- WHAT TO WORK ON -
Write out each entry again. Keep every word exactly as it is.

- RECORD LIST -
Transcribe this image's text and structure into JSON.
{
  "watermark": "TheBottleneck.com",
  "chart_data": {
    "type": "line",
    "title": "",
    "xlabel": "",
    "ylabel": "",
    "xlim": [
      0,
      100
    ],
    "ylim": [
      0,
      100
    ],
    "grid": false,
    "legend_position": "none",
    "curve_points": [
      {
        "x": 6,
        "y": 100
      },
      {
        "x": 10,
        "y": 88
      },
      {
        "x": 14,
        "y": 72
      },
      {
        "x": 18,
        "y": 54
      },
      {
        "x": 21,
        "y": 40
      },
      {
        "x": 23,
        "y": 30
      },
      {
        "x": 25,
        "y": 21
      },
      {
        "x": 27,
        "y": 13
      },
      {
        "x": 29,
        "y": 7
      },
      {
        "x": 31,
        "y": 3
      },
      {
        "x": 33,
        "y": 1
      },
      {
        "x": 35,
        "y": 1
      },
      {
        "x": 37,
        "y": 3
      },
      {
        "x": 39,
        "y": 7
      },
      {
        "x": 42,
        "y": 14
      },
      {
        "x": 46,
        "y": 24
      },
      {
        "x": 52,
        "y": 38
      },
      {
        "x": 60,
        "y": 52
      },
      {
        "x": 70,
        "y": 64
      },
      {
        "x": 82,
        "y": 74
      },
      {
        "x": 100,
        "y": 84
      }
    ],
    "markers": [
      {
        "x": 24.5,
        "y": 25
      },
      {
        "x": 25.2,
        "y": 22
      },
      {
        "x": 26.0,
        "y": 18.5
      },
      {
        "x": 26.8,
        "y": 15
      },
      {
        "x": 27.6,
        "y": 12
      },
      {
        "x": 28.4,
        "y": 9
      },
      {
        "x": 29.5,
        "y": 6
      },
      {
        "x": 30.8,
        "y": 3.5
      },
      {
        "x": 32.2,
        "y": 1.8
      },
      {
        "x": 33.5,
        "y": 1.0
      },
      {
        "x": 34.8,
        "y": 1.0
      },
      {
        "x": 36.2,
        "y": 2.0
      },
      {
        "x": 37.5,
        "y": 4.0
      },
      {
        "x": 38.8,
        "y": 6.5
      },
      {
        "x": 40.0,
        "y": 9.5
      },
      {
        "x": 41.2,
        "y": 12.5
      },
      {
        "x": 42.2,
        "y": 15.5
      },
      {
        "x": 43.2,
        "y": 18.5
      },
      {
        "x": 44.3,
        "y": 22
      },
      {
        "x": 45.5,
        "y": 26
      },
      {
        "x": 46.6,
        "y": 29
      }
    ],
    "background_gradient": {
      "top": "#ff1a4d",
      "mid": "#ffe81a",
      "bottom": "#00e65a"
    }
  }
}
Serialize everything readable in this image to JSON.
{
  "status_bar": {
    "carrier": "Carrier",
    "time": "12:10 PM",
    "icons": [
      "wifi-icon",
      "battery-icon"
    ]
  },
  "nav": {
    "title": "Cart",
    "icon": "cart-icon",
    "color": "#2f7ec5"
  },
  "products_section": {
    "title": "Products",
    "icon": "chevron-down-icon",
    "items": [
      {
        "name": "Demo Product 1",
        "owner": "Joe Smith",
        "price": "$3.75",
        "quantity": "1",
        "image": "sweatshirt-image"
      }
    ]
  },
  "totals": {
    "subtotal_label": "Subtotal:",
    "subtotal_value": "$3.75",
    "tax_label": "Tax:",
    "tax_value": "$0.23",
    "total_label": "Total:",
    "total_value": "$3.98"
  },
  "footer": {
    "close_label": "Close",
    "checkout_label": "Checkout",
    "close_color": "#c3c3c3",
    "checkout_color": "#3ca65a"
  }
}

- EXPECTED ANSWER -
Transcribe this image's text and structure into JSON.
{
  "watermark": "TheBottleneck.com",
  "chart_data": {
    "type": "line",
    "title": "",
    "xlabel": "",
    "ylabel": "",
    "xlim": [
      0,
      100
    ],
    "ylim": [
      0,
      100
    ],
    "grid": false,
    "legend_position": "none",
    "curve_points": [
      {
        "x": 6,
        "y": 100
      },
      {
        "x": 10,
        "y": 88
      },
      {
        "x": 14,
        "y": 72
      },
      {
        "x": 18,
        "y": 54
      },
      {
        "x": 21,
        "y": 40
      },
      {
        "x": 23,
        "y": 30
      },
      {
        "x": 25,
        "y": 21
      },
      {
        "x": 27,
        "y": 13
      },
      {
        "x": 29,
        "y": 7
      },
      {
        "x": 31,
        "y": 3
      },
      {
        "x": 33,
        "y": 1
      },
      {
        "x": 35,
        "y": 1
      },
      {
        "x": 37,
        "y": 3
      },
      {
        "x": 39,
        "y": 7
      },
      {
        "x": 42,
        "y": 14
      },
      {
        "x": 46,
        "y": 24
      },
      {
        "x": 52,
        "y": 38
      },
      {
        "x": 60,
        "y": 52
      },
      {
        "x": 70,
        "y": 64
      },
      {
        "x": 82,
        "y": 74
      },
      {
        "x": 100,
        "y": 84
      }
    ],
    "markers": [
      {
        "x": 24.5,
        "y": 25
      },
      {
        "x": 25.2,
        "y": 22
      },
      {
        "x": 26.0,
        "y": 18.5
      },
      {
        "x": 26.8,
        "y": 15
      },
      {
        "x": 27.6,
        "y": 12
      },
      {
        "x": 28.4,
        "y": 9
      },
      {
        "x": 29.5,
        "y": 6
      },
      {
        "x": 30.8,
        "y": 3.5
      },
      {
        "x": 32.2,
        "y": 1.8
      },
      {
        "x": 33.5,
        "y": 1.0
      },
      {
        "x": 34.8,
        "y": 1.0
      },
      {
        "x": 36.2,
        "y": 2.0
      },
      {
        "x": 37.5,
        "y": 4.0
      },
      {
        "x": 38.8,
        "y": 6.5
      },
      {
        "x": 40.0,
        "y": 9.5
      },
      {
        "x": 41.2,
        "y": 12.5
      },
      {
        "x": 42.2,
        "y": 15.5
      },
      {
        "x": 43.2,
        "y": 18.5
      },
      {
        "x": 44.3,
        "y": 22
      },
      {
        "x": 45.5,
        "y": 26
      },
      {
        "x": 46.6,
        "y": 29
      }
    ],
    "background_gradient": {
      "top": "#ff1a4d",
      "mid": "#ffe81a",
      "bottom": "#00e65a"
    }
  }
}
Serialize everything readable in this image to JSON.
{
  "status_bar": {
    "carrier": "Carrier",
    "time": "12:10 PM",
    "icons": [
      "wifi-icon",
      "battery-icon"
    ]
  },
  "nav": {
    "title": "Cart",
    "icon": "cart-icon",
    "color": "#2f7ec5"
  },
  "products_section": {
    "title": "Products",
    "icon": "chevron-down-icon",
    "items": [
      {
        "name": "Demo Product 1",
        "owner": "Joe Smith",
        "price": "$3.75",
        "quantity": "1",
        "image": "sweatshirt-image"
      }
    ]
  },
  "totals": {
    "subtotal_label": "Subtotal:",
    "subtotal_value": "$3.75",
    "tax_label": "Tax:",
    "tax_value": "$0.23",
    "total_label": "Total:",
    "total_value": "$3.98"
  },
  "footer": {
    "close_label": "Close",
    "checkout_label": "Checkout",
    "close_color": "#c3c3c3",
    "checkout_color": "#3ca65a"
  }
}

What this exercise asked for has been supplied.